#### Instructions to follow
For the listing underneath, give the count of lines containing the string "vgregion" and nothing further.

#### Supplied material

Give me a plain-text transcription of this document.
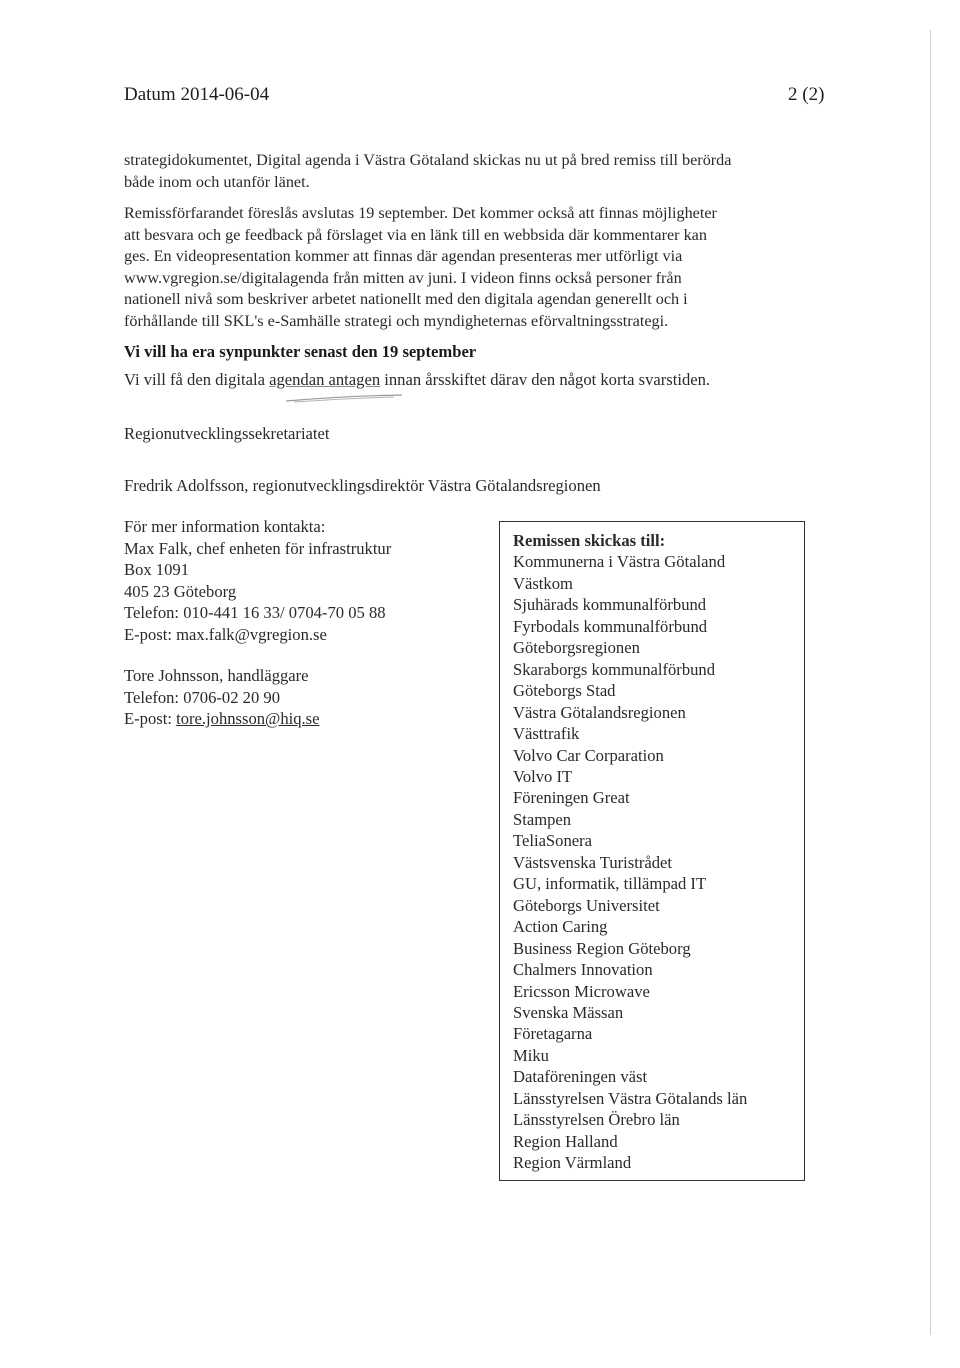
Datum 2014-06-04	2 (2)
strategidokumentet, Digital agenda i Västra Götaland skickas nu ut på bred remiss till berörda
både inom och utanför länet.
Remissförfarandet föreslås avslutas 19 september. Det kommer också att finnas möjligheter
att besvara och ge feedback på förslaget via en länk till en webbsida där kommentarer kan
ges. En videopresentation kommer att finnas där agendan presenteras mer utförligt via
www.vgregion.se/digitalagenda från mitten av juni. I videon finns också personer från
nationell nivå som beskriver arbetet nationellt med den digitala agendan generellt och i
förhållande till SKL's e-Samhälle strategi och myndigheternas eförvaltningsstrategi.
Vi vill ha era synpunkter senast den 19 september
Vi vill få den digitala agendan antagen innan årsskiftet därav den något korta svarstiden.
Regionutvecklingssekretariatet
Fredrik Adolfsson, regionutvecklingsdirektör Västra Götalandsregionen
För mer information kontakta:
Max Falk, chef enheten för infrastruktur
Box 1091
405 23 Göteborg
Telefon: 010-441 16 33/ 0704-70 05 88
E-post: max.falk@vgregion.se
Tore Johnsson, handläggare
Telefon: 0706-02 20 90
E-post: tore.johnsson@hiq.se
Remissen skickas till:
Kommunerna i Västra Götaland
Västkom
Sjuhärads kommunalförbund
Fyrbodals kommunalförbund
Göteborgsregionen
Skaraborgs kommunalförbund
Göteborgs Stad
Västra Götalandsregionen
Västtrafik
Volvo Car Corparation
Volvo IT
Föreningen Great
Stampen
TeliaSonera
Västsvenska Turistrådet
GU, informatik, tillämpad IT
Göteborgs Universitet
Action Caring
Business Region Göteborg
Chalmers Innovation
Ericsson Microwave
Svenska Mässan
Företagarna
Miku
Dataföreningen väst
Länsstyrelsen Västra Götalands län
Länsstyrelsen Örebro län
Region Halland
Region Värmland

#### Reply to the task
2